— Start —

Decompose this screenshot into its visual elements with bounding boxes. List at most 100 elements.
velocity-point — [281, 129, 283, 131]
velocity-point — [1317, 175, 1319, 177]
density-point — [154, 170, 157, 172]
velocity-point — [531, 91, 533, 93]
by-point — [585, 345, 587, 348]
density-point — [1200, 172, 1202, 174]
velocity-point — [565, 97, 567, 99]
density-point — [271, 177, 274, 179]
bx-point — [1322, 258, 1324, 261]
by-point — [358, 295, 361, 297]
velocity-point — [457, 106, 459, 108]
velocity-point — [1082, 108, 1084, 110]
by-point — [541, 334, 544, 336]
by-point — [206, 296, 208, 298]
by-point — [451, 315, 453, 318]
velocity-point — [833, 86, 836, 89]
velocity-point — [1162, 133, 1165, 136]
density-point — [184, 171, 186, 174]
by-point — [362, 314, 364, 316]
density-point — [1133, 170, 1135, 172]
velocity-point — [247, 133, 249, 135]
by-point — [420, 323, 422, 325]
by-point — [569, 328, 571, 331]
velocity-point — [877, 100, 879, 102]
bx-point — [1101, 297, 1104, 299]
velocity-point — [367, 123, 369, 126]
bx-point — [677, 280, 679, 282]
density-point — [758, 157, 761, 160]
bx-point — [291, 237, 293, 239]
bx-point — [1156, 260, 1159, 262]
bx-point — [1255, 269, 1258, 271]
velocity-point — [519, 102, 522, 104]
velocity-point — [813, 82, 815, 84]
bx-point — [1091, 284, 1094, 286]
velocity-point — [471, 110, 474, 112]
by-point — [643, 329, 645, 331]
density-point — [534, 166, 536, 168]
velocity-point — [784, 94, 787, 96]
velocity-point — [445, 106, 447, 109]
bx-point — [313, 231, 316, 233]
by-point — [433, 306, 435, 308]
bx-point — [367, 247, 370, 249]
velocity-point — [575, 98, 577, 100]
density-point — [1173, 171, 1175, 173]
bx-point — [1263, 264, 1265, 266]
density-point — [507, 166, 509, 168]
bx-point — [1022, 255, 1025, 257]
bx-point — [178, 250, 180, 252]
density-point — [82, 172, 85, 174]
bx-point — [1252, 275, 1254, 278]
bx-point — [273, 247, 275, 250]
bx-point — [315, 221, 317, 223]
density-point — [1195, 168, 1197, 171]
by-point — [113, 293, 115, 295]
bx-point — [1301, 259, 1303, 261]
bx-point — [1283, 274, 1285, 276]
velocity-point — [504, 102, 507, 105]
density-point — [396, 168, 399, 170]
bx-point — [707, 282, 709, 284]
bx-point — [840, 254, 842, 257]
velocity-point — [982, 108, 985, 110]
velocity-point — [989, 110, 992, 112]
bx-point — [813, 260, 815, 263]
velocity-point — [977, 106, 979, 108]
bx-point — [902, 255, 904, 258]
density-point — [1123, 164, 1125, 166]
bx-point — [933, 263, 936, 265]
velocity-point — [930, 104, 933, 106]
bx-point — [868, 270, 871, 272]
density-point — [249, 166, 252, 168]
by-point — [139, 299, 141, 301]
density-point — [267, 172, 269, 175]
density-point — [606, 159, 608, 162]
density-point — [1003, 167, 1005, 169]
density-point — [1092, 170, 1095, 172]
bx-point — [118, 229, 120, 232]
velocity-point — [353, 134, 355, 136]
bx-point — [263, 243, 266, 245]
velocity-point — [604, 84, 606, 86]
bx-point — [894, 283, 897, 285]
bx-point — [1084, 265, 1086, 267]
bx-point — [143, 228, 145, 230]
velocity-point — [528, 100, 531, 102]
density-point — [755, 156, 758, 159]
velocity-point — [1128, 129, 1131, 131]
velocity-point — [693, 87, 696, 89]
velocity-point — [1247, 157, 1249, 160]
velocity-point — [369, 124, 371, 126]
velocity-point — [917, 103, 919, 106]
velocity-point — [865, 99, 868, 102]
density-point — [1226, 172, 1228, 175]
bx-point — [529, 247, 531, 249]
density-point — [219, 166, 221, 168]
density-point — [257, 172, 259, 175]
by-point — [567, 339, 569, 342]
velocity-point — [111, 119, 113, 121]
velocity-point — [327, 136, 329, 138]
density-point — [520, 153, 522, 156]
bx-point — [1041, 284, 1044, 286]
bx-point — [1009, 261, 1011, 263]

— End —

WRITTEN REQUEST: Convert the data above into a JSON list of strings, one string per line and in the same order, leaving out blank lines.

FINISHED EXERCISE:
[
  "Decompose this screenshot into its visual elements with bounding boxes. List at most 100 elements.",
  "velocity-point — [281, 129, 283, 131]",
  "velocity-point — [1317, 175, 1319, 177]",
  "density-point — [154, 170, 157, 172]",
  "velocity-point — [531, 91, 533, 93]",
  "by-point — [585, 345, 587, 348]",
  "density-point — [1200, 172, 1202, 174]",
  "velocity-point — [565, 97, 567, 99]",
  "density-point — [271, 177, 274, 179]",
  "bx-point — [1322, 258, 1324, 261]",
  "by-point — [358, 295, 361, 297]",
  "velocity-point — [457, 106, 459, 108]",
  "velocity-point — [1082, 108, 1084, 110]",
  "by-point — [541, 334, 544, 336]",
  "by-point — [206, 296, 208, 298]",
  "by-point — [451, 315, 453, 318]",
  "velocity-point — [833, 86, 836, 89]",
  "velocity-point — [1162, 133, 1165, 136]",
  "density-point — [184, 171, 186, 174]",
  "by-point — [362, 314, 364, 316]",
  "density-point — [1133, 170, 1135, 172]",
  "velocity-point — [247, 133, 249, 135]",
  "by-point — [420, 323, 422, 325]",
  "by-point — [569, 328, 571, 331]",
  "velocity-point — [877, 100, 879, 102]",
  "bx-point — [1101, 297, 1104, 299]",
  "velocity-point — [367, 123, 369, 126]",
  "bx-point — [677, 280, 679, 282]",
  "density-point — [758, 157, 761, 160]",
  "bx-point — [291, 237, 293, 239]",
  "bx-point — [1156, 260, 1159, 262]",
  "bx-point — [1255, 269, 1258, 271]",
  "velocity-point — [519, 102, 522, 104]",
  "velocity-point — [813, 82, 815, 84]",
  "bx-point — [1091, 284, 1094, 286]",
  "velocity-point — [471, 110, 474, 112]",
  "by-point — [643, 329, 645, 331]",
  "density-point — [534, 166, 536, 168]",
  "velocity-point — [784, 94, 787, 96]",
  "velocity-point — [445, 106, 447, 109]",
  "bx-point — [313, 231, 316, 233]",
  "by-point — [433, 306, 435, 308]",
  "bx-point — [367, 247, 370, 249]",
  "velocity-point — [575, 98, 577, 100]",
  "density-point — [1173, 171, 1175, 173]",
  "bx-point — [1263, 264, 1265, 266]",
  "density-point — [507, 166, 509, 168]",
  "bx-point — [1022, 255, 1025, 257]",
  "bx-point — [178, 250, 180, 252]",
  "density-point — [82, 172, 85, 174]",
  "bx-point — [1252, 275, 1254, 278]",
  "bx-point — [273, 247, 275, 250]",
  "bx-point — [315, 221, 317, 223]",
  "density-point — [1195, 168, 1197, 171]",
  "by-point — [113, 293, 115, 295]",
  "bx-point — [1301, 259, 1303, 261]",
  "bx-point — [1283, 274, 1285, 276]",
  "velocity-point — [504, 102, 507, 105]",
  "density-point — [396, 168, 399, 170]",
  "bx-point — [707, 282, 709, 284]",
  "bx-point — [840, 254, 842, 257]",
  "velocity-point — [982, 108, 985, 110]",
  "velocity-point — [989, 110, 992, 112]",
  "bx-point — [813, 260, 815, 263]",
  "velocity-point — [977, 106, 979, 108]",
  "bx-point — [902, 255, 904, 258]",
  "density-point — [1123, 164, 1125, 166]",
  "bx-point — [933, 263, 936, 265]",
  "velocity-point — [930, 104, 933, 106]",
  "bx-point — [868, 270, 871, 272]",
  "density-point — [249, 166, 252, 168]",
  "by-point — [139, 299, 141, 301]",
  "density-point — [267, 172, 269, 175]",
  "density-point — [606, 159, 608, 162]",
  "density-point — [1003, 167, 1005, 169]",
  "density-point — [1092, 170, 1095, 172]",
  "bx-point — [118, 229, 120, 232]",
  "velocity-point — [353, 134, 355, 136]",
  "bx-point — [263, 243, 266, 245]",
  "velocity-point — [604, 84, 606, 86]",
  "bx-point — [894, 283, 897, 285]",
  "bx-point — [1084, 265, 1086, 267]",
  "bx-point — [143, 228, 145, 230]",
  "velocity-point — [528, 100, 531, 102]",
  "density-point — [755, 156, 758, 159]",
  "velocity-point — [1128, 129, 1131, 131]",
  "velocity-point — [693, 87, 696, 89]",
  "velocity-point — [1247, 157, 1249, 160]",
  "velocity-point — [369, 124, 371, 126]",
  "velocity-point — [917, 103, 919, 106]",
  "velocity-point — [865, 99, 868, 102]",
  "density-point — [1226, 172, 1228, 175]",
  "bx-point — [529, 247, 531, 249]",
  "density-point — [219, 166, 221, 168]",
  "density-point — [257, 172, 259, 175]",
  "by-point — [567, 339, 569, 342]",
  "velocity-point — [111, 119, 113, 121]",
  "velocity-point — [327, 136, 329, 138]",
  "density-point — [520, 153, 522, 156]",
  "bx-point — [1041, 284, 1044, 286]",
  "bx-point — [1009, 261, 1011, 263]"
]